## Entries shown
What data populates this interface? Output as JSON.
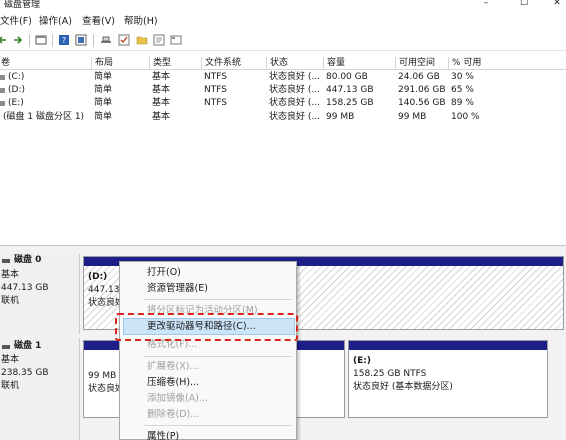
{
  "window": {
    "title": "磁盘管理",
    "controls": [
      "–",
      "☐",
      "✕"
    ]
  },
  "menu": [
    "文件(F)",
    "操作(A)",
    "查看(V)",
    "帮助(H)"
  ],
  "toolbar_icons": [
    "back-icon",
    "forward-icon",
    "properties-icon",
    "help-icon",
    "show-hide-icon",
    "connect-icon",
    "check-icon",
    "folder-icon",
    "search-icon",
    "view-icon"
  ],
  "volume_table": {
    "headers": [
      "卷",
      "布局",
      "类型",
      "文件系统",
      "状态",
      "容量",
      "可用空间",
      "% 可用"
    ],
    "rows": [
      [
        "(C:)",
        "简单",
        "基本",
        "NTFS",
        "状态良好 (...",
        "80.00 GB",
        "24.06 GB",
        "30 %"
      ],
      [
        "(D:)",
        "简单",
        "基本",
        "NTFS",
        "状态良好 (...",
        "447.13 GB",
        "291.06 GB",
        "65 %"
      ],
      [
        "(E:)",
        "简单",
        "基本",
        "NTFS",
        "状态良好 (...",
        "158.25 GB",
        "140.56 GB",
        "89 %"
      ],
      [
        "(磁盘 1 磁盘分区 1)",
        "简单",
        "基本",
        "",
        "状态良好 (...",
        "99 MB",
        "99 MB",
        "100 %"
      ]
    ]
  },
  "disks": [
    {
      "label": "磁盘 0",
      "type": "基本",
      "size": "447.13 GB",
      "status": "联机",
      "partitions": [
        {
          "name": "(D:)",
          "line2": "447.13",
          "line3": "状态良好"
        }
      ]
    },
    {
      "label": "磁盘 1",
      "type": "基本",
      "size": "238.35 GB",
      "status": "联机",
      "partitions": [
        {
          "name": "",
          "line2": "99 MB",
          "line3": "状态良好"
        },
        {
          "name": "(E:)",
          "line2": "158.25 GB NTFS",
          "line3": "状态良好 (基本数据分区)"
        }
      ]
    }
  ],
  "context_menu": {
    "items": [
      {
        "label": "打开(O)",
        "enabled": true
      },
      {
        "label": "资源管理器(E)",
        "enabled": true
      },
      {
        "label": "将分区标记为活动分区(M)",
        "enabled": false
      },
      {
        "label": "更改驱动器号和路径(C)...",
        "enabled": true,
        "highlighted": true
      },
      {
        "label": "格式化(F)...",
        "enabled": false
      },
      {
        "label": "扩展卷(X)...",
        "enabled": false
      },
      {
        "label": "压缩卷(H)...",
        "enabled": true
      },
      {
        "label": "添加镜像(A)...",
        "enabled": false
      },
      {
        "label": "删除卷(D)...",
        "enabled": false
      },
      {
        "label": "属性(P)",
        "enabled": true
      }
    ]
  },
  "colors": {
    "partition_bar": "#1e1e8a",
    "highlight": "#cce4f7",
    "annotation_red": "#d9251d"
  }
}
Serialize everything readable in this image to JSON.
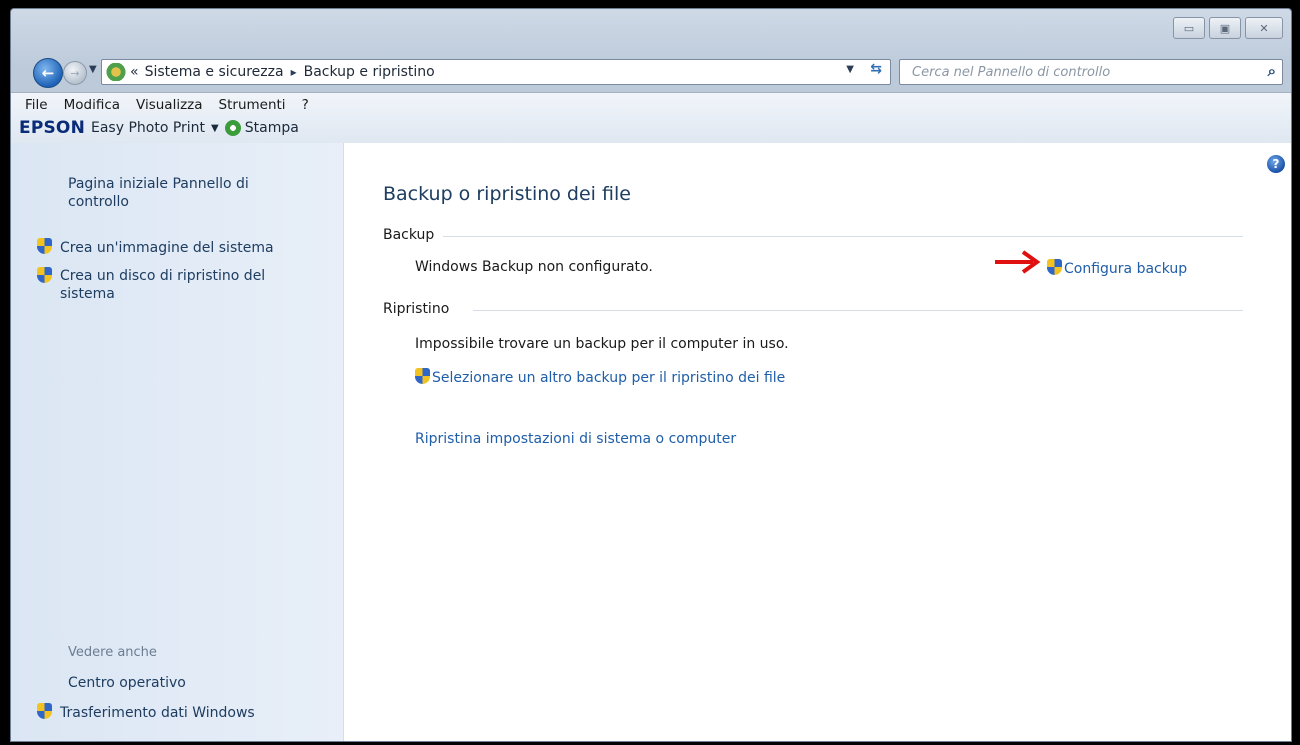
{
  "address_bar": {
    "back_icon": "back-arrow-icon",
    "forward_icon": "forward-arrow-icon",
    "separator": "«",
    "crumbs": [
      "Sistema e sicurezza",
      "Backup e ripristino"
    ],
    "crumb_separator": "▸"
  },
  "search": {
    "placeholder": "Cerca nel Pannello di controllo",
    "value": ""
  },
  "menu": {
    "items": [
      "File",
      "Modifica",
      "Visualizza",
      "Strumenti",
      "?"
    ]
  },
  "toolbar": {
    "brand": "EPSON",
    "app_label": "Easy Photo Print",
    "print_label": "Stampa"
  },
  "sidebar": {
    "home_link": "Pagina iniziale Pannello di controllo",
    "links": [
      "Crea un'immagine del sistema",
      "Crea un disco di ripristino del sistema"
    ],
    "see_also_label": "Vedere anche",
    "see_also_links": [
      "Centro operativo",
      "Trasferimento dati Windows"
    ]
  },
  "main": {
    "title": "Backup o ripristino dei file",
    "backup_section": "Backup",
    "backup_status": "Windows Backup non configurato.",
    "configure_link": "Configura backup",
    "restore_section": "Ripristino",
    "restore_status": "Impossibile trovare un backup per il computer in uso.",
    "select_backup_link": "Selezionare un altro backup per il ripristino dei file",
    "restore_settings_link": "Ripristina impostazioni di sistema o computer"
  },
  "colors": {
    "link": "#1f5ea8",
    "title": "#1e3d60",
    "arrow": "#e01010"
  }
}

--

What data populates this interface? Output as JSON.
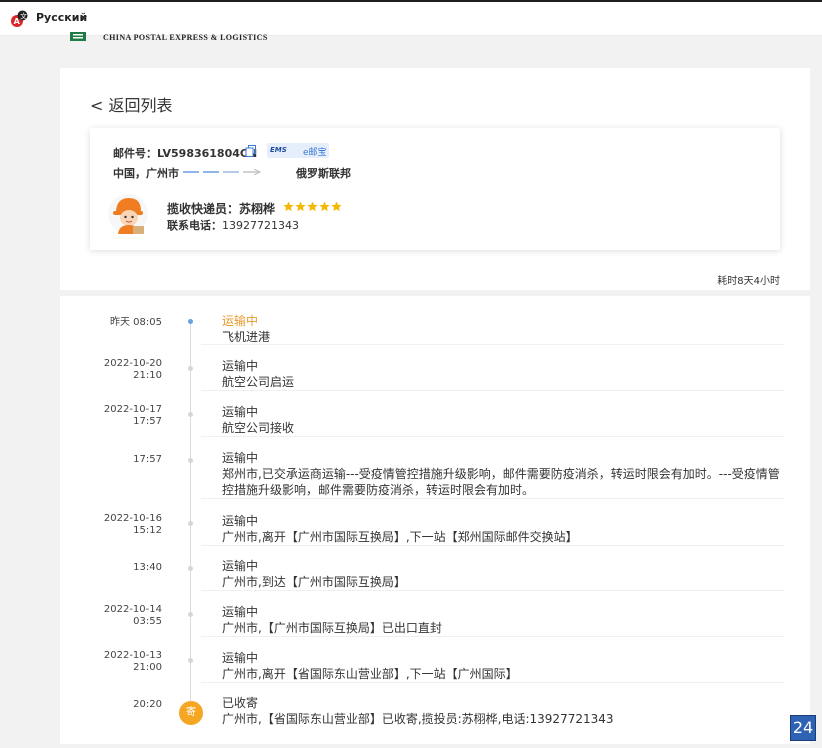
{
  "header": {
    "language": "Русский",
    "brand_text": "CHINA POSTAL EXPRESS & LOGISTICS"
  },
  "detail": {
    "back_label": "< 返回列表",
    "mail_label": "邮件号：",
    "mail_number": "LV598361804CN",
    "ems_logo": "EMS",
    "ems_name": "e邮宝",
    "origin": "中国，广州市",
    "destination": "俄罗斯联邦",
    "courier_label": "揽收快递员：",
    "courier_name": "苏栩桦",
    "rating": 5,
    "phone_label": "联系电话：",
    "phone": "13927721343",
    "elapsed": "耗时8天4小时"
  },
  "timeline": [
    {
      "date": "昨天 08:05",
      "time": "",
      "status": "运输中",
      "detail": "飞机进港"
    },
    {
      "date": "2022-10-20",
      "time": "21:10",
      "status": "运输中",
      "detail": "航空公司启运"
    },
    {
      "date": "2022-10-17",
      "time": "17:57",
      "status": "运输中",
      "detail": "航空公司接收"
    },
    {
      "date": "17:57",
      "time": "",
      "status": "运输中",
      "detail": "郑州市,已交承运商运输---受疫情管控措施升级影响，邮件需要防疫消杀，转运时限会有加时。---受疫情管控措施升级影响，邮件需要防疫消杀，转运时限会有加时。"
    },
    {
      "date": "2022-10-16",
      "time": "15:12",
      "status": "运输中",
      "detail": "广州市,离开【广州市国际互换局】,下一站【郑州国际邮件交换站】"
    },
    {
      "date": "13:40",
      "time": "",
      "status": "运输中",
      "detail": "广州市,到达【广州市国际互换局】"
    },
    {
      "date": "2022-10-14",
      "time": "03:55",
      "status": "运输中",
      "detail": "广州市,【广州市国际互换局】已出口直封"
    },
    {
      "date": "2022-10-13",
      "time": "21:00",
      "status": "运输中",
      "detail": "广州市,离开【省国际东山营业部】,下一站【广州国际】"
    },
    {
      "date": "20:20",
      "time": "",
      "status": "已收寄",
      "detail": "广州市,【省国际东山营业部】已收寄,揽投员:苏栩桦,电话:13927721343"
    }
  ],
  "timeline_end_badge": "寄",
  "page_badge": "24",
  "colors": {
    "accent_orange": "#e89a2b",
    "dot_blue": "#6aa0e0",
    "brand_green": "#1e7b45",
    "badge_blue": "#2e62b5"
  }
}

...

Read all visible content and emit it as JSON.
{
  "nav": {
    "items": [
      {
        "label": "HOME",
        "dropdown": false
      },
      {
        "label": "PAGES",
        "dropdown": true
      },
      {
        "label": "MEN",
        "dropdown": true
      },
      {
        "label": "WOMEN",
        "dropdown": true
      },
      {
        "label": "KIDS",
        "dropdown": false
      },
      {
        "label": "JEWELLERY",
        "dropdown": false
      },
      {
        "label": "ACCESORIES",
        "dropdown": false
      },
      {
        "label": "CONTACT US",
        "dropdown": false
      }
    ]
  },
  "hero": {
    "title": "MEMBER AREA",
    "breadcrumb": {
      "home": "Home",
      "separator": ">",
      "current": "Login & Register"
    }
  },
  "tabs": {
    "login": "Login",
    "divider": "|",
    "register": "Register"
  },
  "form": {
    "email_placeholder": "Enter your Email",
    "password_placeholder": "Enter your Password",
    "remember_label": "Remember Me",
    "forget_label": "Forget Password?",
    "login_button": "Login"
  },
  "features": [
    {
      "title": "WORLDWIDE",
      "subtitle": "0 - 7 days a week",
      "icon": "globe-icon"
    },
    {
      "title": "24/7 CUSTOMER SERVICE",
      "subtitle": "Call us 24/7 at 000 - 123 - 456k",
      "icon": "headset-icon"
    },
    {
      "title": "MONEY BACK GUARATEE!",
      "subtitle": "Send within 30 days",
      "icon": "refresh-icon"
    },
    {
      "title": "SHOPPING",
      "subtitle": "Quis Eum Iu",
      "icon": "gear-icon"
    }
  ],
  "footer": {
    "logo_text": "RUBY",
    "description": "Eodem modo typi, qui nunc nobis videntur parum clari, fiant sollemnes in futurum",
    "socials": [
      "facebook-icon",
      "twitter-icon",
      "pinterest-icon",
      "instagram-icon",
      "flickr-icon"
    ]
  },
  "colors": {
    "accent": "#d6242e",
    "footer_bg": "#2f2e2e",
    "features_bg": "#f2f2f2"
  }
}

## What you need to do
Each line in the entries above that includes the string "controllo" should be extracted.

## Response below
    "placeholder": "Cerca nel Pannello di controllo",
    "home_link": "Pagina iniziale Pannello di controllo",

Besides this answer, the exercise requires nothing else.